- _PROMPT_
Can you quote the lines below exactly, starting at the line with "Transcribe the text in this document." and going through the last one?

:: EXERCISE DATA ::

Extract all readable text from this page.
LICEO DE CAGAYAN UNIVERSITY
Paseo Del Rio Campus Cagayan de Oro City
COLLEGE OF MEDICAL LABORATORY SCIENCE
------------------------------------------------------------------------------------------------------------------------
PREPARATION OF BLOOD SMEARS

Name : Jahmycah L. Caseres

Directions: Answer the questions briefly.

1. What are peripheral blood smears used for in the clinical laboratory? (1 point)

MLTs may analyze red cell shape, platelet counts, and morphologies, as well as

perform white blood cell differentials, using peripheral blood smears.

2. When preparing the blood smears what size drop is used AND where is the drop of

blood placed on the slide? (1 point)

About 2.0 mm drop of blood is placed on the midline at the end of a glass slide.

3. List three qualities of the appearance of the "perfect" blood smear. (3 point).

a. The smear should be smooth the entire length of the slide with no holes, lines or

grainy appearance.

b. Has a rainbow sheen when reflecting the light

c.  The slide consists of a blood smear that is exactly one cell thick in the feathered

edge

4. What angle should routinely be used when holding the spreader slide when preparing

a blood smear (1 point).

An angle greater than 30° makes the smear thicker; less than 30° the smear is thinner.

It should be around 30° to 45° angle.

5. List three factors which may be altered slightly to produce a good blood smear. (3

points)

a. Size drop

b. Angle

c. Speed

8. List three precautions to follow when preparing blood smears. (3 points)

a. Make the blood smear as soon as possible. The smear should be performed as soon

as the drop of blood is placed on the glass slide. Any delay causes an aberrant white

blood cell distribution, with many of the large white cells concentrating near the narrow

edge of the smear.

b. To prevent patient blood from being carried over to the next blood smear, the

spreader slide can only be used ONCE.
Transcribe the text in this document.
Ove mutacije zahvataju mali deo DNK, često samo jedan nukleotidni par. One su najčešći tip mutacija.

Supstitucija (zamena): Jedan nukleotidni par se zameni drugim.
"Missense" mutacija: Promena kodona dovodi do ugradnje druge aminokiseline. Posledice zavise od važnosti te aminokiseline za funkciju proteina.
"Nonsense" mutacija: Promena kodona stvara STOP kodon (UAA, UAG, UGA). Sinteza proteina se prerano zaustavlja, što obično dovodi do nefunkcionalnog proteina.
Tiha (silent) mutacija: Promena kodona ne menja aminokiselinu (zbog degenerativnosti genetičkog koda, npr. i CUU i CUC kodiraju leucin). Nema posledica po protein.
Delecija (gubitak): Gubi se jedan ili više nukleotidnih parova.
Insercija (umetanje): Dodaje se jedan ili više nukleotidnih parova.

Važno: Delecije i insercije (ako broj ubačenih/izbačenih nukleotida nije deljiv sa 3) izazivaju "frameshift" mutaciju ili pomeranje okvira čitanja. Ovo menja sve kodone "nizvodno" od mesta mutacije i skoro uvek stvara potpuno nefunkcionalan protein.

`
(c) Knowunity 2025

:::

- _EXERCISE ANSWER_
Transcribe the text in this document.
Ove mutacije zahvataju mali deo DNK, često samo jedan nukleotidni par. One su najčešći tip mutacija.

Supstitucija (zamena): Jedan nukleotidni par se zameni drugim.
"Missense" mutacija: Promena kodona dovodi do ugradnje druge aminokiseline. Posledice zavise od važnosti te aminokiseline za funkciju proteina.
"Nonsense" mutacija: Promena kodona stvara STOP kodon (UAA, UAG, UGA). Sinteza proteina se prerano zaustavlja, što obično dovodi do nefunkcionalnog proteina.
Tiha (silent) mutacija: Promena kodona ne menja aminokiselinu (zbog degenerativnosti genetičkog koda, npr. i CUU i CUC kodiraju leucin). Nema posledica po protein.
Delecija (gubitak): Gubi se jedan ili više nukleotidnih parova.
Insercija (umetanje): Dodaje se jedan ili više nukleotidnih parova.

Važno: Delecije i insercije (ako broj ubačenih/izbačenih nukleotida nije deljiv sa 3) izazivaju "frameshift" mutaciju ili pomeranje okvira čitanja. Ovo menja sve kodone "nizvodno" od mesta mutacije i skoro uvek stvara potpuno nefunkcionalan protein.

`
(c) Knowunity 2025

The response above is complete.